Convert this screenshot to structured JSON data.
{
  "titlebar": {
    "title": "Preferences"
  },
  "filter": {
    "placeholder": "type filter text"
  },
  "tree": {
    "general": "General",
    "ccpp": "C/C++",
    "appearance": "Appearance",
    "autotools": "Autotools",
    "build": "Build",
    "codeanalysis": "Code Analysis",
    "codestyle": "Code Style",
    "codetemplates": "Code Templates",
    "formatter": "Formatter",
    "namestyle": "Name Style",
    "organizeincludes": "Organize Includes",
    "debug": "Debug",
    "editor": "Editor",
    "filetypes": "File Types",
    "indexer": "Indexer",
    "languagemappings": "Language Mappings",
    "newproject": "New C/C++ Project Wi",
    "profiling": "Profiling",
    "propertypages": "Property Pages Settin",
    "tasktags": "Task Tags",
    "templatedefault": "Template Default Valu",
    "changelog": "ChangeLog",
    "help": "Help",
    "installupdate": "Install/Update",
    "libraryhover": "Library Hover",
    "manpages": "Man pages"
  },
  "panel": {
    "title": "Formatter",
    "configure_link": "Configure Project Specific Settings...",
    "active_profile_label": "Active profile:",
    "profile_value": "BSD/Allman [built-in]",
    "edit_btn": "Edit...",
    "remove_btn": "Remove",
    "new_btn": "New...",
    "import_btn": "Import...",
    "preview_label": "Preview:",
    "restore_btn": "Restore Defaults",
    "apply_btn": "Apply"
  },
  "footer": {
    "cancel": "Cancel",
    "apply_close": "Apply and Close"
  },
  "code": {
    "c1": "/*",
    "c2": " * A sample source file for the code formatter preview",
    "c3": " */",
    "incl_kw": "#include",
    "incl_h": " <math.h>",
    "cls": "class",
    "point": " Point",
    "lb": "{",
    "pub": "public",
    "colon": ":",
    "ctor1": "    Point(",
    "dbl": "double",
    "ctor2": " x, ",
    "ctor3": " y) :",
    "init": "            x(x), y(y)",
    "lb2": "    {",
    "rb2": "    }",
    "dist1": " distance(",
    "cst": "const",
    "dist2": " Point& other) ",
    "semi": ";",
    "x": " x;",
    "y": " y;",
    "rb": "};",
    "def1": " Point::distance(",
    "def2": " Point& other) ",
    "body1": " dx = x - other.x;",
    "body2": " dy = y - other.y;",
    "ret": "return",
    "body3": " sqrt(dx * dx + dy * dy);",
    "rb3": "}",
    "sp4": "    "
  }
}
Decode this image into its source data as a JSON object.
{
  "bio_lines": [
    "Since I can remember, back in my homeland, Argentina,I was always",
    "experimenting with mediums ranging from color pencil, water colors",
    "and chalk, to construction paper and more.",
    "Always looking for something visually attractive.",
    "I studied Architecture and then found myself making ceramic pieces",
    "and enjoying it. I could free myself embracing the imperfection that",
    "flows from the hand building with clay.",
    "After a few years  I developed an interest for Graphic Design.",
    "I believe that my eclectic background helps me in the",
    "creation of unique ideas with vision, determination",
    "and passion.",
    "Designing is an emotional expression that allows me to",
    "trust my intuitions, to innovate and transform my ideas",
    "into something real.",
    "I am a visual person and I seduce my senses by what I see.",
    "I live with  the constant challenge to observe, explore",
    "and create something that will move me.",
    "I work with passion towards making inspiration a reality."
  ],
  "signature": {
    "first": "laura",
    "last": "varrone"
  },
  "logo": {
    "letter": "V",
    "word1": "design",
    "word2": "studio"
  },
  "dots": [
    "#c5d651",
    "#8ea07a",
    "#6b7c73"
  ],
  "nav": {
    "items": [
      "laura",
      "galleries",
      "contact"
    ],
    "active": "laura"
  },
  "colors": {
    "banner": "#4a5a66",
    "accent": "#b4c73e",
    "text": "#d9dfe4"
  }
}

......

What to produce: Nothing in the data may differ; print all of it exactly as written.

The result:
Convert this screenshot to structured JSON data.
{
  "titlebar": {
    "title": "Preferences"
  },
  "filter": {
    "placeholder": "type filter text"
  },
  "tree": {
    "general": "General",
    "ccpp": "C/C++",
    "appearance": "Appearance",
    "autotools": "Autotools",
    "build": "Build",
    "codeanalysis": "Code Analysis",
    "codestyle": "Code Style",
    "codetemplates": "Code Templates",
    "formatter": "Formatter",
    "namestyle": "Name Style",
    "organizeincludes": "Organize Includes",
    "debug": "Debug",
    "editor": "Editor",
    "filetypes": "File Types",
    "indexer": "Indexer",
    "languagemappings": "Language Mappings",
    "newproject": "New C/C++ Project Wi",
    "profiling": "Profiling",
    "propertypages": "Property Pages Settin",
    "tasktags": "Task Tags",
    "templatedefault": "Template Default Valu",
    "changelog": "ChangeLog",
    "help": "Help",
    "installupdate": "Install/Update",
    "libraryhover": "Library Hover",
    "manpages": "Man pages"
  },
  "panel": {
    "title": "Formatter",
    "configure_link": "Configure Project Specific Settings...",
    "active_profile_label": "Active profile:",
    "profile_value": "BSD/Allman [built-in]",
    "edit_btn": "Edit...",
    "remove_btn": "Remove",
    "new_btn": "New...",
    "import_btn": "Import...",
    "preview_label": "Preview:",
    "restore_btn": "Restore Defaults",
    "apply_btn": "Apply"
  },
  "footer": {
    "cancel": "Cancel",
    "apply_close": "Apply and Close"
  },
  "code": {
    "c1": "/*",
    "c2": " * A sample source file for the code formatter preview",
    "c3": " */",
    "incl_kw": "#include",
    "incl_h": " <math.h>",
    "cls": "class",
    "point": " Point",
    "lb": "{",
    "pub": "public",
    "colon": ":",
    "ctor1": "    Point(",
    "dbl": "double",
    "ctor2": " x, ",
    "ctor3": " y) :",
    "init": "            x(x), y(y)",
    "lb2": "    {",
    "rb2": "    }",
    "dist1": " distance(",
    "cst": "const",
    "dist2": " Point& other) ",
    "semi": ";",
    "x": " x;",
    "y": " y;",
    "rb": "};",
    "def1": " Point::distance(",
    "def2": " Point& other) ",
    "body1": " dx = x - other.x;",
    "body2": " dy = y - other.y;",
    "ret": "return",
    "body3": " sqrt(dx * dx + dy * dy);",
    "rb3": "}",
    "sp4": "    "
  }
}
Decode this image into its source data as a JSON object.
{
  "bio_lines": [
    "Since I can remember, back in my homeland, Argentina,I was always",
    "experimenting with mediums ranging from color pencil, water colors",
    "and chalk, to construction paper and more.",
    "Always looking for something visually attractive.",
    "I studied Architecture and then found myself making ceramic pieces",
    "and enjoying it. I could free myself embracing the imperfection that",
    "flows from the hand building with clay.",
    "After a few years  I developed an interest for Graphic Design.",
    "I believe that my eclectic background helps me in the",
    "creation of unique ideas with vision, determination",
    "and passion.",
    "Designing is an emotional expression that allows me to",
    "trust my intuitions, to innovate and transform my ideas",
    "into something real.",
    "I am a visual person and I seduce my senses by what I see.",
    "I live with  the constant challenge to observe, explore",
    "and create something that will move me.",
    "I work with passion towards making inspiration a reality."
  ],
  "signature": {
    "first": "laura",
    "last": "varrone"
  },
  "logo": {
    "letter": "V",
    "word1": "design",
    "word2": "studio"
  },
  "dots": [
    "#c5d651",
    "#8ea07a",
    "#6b7c73"
  ],
  "nav": {
    "items": [
      "laura",
      "galleries",
      "contact"
    ],
    "active": "laura"
  },
  "colors": {
    "banner": "#4a5a66",
    "accent": "#b4c73e",
    "text": "#d9dfe4"
  }
}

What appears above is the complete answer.